Aplica lo leído:
**1)** Responde, según el texto dado, a estas preguntas:
(a) ¿Dónde fue perfeccionando sus estudios contables?
(b) ¿Qué leería básicamente en sus años posteriores a la juventud?
(c) ¿Cuántos años fueron exactamente?
**2)** Escribe la continuación del texto dado sobre el hombre de estudios contables, empezando justo después de su última oración.

Texto dado:
========================
Él era un hábil controlador de sus finanzas, y poseía cierta capacidad de previsión, destrezas ambas importantes para poder retirarse sin apuros. Incluso dejando a su esposa en una holgada posición, sin apreturas, y todo ello sin meter la mano en la caja. Tenía estudios contables que fue perfeccionando a través de un razonable éxito en una empresa de origen familiar durante años. En definitiva, era un tipo normal capaz de aunar habilidades prácticas, conocimiento teórico, experiencia, ética sostenida en el tiempo y en su entorno, perseverancia, amor a sus allegados -porque el amor también ocupa lugar-, hobies y alguna que otra manía. Imagínense pasado el tiempo lo que pudo haber leído. Sobre todo en sus años de juventud. Más tarde sería básicamente el periódico. Todo eso se almacenaría en su cerebro con el paso de los años: 91 para ser exactos.
========================
Información registrada:
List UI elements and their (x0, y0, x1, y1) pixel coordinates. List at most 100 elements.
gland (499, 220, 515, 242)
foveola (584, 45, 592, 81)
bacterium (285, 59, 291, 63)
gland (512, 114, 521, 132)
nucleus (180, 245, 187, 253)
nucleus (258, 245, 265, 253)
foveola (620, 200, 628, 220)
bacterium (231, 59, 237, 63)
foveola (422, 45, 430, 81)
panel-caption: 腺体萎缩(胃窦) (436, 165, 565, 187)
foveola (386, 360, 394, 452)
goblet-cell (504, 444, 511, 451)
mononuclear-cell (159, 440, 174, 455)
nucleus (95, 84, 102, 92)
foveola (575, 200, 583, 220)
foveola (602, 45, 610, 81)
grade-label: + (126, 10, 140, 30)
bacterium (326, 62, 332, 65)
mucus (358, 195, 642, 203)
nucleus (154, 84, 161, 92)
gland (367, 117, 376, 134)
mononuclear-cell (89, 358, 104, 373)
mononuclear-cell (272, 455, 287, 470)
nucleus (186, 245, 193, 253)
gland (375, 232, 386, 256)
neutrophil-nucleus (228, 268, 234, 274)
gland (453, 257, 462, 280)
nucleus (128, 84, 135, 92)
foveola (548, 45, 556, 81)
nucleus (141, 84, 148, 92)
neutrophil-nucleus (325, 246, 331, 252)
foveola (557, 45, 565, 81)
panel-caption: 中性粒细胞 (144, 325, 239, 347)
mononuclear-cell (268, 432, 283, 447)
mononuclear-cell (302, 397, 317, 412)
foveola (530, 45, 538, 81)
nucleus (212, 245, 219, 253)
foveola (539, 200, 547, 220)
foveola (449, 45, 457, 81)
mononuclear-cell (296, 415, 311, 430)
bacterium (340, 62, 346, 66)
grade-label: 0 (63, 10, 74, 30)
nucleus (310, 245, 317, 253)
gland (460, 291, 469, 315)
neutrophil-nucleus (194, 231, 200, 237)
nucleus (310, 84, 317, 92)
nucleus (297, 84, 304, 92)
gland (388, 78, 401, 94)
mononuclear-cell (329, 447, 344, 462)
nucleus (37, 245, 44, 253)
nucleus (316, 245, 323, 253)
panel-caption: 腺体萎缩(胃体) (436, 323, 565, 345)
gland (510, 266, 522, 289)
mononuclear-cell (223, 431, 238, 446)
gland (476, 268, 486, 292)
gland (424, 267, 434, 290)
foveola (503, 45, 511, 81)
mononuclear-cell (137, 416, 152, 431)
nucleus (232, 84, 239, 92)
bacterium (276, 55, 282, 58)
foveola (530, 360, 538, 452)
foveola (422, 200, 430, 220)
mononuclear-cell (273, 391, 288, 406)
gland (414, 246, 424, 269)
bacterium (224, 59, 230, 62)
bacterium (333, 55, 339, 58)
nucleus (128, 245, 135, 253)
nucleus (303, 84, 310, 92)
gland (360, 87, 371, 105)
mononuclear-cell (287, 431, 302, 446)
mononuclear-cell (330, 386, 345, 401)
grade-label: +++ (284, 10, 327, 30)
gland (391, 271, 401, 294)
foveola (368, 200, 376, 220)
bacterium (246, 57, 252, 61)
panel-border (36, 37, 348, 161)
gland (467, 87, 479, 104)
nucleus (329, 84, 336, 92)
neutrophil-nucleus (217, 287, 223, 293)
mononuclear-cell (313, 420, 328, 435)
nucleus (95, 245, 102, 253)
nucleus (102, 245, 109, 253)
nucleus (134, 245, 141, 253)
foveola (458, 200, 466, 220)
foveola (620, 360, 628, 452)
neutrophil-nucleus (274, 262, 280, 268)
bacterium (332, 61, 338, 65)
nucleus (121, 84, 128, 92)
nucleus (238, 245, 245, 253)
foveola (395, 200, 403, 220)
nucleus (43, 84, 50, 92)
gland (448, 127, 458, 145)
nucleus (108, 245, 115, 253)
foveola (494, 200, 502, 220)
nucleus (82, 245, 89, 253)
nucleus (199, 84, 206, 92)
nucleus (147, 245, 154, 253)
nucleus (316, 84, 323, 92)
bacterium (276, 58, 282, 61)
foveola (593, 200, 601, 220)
========================
Respuestas por tarea:
**1)**
(a) En una empresa de origen familiar, durante años.
(b) El periódico.
(c) 91.

**2)**
Pero por su condición de nacimiento, si bien conoció la informática a nivel usuario -yo diría que más bien la ofimática-, no fue quien de llegar a tiempo de comprender el concepto de las redes sociales. Como la mayor parte de la gente de su edad.
Aconteció que un mal día, en los últimos años de su vida, a mi padre le fue diagnosticado Alzheimer. También sucedió que en sus postreros meses tuvo la oportunidad de conocer a “youtube”, y a André Rieu. Cierto que no consiguió nunca llegar a memorizar el nombre de ninguno de los dos. Ni siquiera era capaz de entender el fenómeno al que se enfrentaba. Me refiero a internet: estaba convencido de que los conciertos a los que tenía acceso, los echaban. Simplemente. Como el Telediario. Mientras eso sucedía, sus hijos se afanaban en ofertarle toda clase de prodigios tecnológicos del mundo de la comunicación digital para su disfrute y entretenimiento. En vano. Él solo preguntaba cuándo echaban esos conciertos de ese señor tan elegante.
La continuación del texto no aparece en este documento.